Directions =
Read through the records below and copy each line that uses the word "Доля".
* Begin Input rows *
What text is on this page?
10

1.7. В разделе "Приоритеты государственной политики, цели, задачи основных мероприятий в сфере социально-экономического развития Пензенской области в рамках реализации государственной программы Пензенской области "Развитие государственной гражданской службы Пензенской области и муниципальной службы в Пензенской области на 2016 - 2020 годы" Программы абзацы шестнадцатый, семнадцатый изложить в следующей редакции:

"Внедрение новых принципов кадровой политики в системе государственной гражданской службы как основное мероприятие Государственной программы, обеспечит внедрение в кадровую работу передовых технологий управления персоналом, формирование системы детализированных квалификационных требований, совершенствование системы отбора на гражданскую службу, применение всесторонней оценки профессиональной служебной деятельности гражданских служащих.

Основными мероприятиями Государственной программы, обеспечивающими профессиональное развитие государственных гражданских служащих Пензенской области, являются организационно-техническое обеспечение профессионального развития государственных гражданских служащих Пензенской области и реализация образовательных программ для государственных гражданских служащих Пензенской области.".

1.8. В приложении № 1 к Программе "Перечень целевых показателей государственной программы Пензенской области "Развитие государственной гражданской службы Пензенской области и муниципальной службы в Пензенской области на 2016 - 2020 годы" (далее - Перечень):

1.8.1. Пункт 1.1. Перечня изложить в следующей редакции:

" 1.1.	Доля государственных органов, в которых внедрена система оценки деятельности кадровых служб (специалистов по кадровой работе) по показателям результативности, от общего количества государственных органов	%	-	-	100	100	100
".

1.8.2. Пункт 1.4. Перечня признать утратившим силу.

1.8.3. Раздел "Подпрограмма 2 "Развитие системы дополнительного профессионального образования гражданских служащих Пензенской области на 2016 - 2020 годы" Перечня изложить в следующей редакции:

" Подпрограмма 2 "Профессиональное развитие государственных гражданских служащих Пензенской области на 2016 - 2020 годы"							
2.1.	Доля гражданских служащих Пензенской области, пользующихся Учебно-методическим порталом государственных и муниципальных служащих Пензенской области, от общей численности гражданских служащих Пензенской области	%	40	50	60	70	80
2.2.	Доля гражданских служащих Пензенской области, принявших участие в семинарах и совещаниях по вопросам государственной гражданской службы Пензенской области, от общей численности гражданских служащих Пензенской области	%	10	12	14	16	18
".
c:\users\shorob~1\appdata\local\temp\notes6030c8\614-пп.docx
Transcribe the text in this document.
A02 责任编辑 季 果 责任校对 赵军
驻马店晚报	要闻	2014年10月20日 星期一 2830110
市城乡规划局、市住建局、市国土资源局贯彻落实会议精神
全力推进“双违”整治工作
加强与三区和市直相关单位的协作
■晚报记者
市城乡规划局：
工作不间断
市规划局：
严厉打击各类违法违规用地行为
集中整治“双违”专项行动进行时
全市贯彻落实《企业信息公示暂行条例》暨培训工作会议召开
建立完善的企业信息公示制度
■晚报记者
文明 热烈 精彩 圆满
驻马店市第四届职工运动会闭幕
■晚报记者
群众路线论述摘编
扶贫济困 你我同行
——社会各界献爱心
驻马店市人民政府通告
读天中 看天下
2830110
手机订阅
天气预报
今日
* End Input rows *
Written answer =
" 1.1.	Доля государственных органов, в которых внедрена система оценки деятельности кадровых служб (специалистов по кадровой работе) по показателям результативности, от общего количества государственных органов	%	-	-	100	100	100
2.1.	Доля гражданских служащих Пензенской области, пользующихся Учебно-методическим порталом государственных и муниципальных служащих Пензенской области, от общей численности гражданских служащих Пензенской области	%	40	50	60	70	80
2.2.	Доля гражданских служащих Пензенской области, принявших участие в семинарах и совещаниях по вопросам государственной гражданской службы Пензенской области, от общей численности гражданских служащих Пензенской области	%	10	12	14	16	18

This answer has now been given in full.